THE EXERCISE: Return all lines with the word "กษะการค" in them.

Dataset records:
-- begin --

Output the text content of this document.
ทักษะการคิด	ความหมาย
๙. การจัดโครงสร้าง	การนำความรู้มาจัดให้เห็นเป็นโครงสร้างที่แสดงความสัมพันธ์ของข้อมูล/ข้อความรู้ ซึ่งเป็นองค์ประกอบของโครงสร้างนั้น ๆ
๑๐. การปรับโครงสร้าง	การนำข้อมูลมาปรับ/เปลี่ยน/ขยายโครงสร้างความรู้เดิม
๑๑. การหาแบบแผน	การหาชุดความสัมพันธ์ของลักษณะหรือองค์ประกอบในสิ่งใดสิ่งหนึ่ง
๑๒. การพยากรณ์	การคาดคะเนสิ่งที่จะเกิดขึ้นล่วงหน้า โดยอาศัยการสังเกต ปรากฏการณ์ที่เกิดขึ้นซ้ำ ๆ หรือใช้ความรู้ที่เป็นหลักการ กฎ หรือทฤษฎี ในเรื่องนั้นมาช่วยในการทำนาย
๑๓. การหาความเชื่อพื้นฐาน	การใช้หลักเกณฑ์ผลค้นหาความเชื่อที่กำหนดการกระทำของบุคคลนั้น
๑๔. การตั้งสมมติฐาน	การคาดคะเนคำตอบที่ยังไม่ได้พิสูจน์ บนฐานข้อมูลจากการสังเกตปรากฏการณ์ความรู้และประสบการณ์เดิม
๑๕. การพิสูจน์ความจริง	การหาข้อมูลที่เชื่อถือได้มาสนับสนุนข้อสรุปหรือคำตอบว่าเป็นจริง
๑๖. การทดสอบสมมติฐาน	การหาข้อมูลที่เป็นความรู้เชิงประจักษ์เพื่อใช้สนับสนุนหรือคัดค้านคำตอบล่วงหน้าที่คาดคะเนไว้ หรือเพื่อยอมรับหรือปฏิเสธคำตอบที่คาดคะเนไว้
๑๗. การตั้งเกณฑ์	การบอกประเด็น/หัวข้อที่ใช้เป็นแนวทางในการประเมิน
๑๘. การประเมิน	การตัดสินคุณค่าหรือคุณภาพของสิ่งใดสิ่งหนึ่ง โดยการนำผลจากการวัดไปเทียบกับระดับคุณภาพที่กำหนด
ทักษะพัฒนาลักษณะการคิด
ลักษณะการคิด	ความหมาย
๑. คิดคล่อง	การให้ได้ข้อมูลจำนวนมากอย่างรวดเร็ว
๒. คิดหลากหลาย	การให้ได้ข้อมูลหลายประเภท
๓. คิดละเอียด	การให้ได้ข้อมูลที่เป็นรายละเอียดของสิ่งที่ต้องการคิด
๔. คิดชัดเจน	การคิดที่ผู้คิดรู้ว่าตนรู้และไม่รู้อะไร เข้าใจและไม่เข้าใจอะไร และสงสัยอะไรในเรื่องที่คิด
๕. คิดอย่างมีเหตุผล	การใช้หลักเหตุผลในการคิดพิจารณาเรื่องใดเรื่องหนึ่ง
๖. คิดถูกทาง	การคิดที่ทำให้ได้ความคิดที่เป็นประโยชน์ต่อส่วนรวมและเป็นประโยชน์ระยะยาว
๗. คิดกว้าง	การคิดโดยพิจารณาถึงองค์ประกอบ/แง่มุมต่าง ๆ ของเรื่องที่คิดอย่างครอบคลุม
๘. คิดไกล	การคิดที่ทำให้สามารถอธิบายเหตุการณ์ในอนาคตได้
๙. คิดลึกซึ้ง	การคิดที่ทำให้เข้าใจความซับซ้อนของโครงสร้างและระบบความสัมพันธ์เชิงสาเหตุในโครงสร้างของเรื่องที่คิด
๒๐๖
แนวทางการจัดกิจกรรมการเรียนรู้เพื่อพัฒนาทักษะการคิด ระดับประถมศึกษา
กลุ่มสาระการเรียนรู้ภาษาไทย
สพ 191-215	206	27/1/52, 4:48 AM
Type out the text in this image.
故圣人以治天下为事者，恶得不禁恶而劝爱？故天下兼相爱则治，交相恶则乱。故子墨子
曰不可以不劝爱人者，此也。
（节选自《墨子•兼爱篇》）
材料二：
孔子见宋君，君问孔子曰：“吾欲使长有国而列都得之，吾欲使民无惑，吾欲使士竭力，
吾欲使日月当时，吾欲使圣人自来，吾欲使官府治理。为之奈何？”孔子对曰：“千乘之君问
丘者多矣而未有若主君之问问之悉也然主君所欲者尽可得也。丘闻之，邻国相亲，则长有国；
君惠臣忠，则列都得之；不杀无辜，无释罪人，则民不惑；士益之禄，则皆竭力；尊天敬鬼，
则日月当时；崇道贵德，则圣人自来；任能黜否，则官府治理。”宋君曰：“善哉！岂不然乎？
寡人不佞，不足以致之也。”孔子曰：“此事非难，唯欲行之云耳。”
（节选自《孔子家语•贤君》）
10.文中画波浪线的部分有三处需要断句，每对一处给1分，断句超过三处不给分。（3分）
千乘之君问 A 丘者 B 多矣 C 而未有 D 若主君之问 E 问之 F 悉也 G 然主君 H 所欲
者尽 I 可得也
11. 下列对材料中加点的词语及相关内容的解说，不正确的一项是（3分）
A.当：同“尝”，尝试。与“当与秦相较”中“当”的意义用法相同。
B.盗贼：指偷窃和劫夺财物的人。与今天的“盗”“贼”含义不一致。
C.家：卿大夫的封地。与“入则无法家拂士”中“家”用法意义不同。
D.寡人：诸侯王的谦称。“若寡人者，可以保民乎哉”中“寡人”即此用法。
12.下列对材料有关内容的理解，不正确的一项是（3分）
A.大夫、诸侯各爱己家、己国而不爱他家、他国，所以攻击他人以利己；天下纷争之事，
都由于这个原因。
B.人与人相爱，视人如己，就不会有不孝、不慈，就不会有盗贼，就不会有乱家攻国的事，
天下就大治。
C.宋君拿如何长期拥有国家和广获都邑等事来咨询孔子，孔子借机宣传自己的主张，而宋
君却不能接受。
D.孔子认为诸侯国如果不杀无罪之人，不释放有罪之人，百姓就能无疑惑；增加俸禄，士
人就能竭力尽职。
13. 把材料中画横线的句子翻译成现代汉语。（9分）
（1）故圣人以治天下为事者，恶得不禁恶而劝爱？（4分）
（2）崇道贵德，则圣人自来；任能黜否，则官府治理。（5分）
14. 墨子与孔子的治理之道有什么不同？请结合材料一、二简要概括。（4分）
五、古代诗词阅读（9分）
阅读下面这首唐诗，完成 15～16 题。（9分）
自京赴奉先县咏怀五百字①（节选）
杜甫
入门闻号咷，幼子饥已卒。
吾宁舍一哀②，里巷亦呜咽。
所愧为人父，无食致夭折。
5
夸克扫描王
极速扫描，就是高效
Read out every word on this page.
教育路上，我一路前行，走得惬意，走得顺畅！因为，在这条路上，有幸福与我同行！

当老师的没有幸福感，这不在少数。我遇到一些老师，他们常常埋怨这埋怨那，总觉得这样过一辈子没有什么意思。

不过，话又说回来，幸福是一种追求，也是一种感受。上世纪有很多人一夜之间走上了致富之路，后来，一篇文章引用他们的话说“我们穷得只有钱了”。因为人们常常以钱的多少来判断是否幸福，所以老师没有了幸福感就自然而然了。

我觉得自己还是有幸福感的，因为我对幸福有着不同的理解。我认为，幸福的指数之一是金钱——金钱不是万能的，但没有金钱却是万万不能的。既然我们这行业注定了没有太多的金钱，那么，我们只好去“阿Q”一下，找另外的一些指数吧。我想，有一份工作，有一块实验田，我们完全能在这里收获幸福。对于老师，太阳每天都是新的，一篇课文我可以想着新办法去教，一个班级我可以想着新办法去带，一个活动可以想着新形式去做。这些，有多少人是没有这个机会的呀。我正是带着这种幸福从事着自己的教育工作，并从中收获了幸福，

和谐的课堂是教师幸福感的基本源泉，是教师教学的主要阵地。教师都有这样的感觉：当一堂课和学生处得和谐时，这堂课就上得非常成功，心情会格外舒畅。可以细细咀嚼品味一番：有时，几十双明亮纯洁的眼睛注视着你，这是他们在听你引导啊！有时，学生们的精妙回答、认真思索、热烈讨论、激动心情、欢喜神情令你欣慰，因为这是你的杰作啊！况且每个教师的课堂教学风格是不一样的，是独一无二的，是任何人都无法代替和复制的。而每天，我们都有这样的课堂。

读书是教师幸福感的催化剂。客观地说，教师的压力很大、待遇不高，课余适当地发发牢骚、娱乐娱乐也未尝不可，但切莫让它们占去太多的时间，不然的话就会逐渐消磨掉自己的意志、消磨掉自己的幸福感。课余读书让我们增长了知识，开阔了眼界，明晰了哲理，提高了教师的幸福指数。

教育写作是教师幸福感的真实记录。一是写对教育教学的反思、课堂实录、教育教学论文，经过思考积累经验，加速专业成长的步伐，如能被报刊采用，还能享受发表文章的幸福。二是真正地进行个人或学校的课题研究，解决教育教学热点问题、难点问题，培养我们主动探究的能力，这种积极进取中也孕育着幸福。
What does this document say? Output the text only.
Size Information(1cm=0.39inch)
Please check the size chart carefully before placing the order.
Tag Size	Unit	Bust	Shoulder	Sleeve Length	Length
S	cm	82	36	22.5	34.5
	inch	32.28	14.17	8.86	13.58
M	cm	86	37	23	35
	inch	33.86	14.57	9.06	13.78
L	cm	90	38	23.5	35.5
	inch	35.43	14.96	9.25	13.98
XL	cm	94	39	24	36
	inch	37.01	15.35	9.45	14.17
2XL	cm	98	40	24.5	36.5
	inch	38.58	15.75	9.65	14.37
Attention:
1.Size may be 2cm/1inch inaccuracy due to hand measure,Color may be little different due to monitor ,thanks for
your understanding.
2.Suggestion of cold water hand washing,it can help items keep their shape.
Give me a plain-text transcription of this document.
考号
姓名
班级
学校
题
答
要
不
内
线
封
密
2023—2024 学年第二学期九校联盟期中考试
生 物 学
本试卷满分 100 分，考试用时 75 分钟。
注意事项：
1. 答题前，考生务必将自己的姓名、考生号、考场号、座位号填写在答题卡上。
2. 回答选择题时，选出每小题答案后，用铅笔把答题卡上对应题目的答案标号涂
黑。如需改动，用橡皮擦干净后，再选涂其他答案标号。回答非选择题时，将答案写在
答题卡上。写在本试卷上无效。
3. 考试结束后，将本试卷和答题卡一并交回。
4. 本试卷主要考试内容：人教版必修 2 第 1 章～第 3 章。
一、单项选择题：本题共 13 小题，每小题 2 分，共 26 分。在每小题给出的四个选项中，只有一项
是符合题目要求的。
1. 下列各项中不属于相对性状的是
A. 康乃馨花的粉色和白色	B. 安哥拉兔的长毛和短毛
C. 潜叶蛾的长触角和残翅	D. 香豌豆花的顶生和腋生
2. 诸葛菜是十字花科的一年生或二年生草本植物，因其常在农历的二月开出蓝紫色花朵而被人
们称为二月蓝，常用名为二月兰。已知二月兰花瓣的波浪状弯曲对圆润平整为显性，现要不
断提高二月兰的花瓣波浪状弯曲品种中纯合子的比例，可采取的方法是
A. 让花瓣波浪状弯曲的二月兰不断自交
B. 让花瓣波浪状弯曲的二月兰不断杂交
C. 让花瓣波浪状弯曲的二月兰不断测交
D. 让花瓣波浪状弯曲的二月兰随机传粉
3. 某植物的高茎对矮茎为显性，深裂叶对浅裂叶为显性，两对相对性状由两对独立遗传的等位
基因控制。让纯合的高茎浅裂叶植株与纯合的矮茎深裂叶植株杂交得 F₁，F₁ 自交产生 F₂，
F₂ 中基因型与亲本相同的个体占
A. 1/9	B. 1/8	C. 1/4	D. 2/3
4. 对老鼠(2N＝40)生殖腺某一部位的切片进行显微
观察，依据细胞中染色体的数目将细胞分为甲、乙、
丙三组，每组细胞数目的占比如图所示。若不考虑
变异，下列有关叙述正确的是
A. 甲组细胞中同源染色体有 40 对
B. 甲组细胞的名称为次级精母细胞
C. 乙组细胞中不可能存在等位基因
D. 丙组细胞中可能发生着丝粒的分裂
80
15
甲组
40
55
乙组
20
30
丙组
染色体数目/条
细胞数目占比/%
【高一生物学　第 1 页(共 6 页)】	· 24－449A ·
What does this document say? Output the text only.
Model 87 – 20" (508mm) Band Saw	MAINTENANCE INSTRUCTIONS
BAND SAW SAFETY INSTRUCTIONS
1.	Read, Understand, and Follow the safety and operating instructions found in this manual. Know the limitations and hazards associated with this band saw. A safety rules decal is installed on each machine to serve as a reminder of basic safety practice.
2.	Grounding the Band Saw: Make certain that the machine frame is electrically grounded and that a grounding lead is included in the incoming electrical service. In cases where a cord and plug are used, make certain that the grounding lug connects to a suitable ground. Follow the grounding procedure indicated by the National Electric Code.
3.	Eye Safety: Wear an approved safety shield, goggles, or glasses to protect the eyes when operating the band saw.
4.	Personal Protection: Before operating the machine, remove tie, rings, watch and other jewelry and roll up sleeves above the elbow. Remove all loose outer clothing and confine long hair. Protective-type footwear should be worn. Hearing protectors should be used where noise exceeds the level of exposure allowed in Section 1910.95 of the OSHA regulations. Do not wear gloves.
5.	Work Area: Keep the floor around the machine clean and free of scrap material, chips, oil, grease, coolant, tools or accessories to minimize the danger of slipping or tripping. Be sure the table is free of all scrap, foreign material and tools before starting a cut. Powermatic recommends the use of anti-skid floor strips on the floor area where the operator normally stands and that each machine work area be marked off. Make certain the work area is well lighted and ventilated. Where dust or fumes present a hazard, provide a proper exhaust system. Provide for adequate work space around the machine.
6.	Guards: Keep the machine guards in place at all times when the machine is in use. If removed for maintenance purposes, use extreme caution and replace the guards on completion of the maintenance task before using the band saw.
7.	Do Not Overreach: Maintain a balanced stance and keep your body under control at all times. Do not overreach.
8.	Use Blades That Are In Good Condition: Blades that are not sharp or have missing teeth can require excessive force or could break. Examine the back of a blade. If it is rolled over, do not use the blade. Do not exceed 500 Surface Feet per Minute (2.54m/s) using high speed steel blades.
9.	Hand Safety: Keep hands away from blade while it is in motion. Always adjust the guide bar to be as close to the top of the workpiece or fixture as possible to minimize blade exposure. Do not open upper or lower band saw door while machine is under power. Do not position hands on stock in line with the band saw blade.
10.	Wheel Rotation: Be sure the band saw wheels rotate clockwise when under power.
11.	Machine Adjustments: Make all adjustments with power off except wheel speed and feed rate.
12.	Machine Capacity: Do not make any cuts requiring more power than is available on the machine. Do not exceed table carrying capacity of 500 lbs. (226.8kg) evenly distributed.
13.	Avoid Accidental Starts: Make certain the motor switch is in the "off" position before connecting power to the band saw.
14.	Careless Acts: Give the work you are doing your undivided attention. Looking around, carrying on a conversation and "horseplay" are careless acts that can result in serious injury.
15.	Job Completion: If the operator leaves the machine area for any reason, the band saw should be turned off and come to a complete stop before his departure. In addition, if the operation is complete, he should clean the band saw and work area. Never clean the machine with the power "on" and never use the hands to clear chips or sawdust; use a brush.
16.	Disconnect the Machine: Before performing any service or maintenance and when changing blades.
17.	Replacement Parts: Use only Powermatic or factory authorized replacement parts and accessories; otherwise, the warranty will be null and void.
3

-- end --

EXERCISE ANSWER:
ทักษะการคิด	ความหมาย
แนวทางการจัดกิจกรรมการเรียนรู้เพื่อพัฒนาทักษะการคิด ระดับประถมศึกษา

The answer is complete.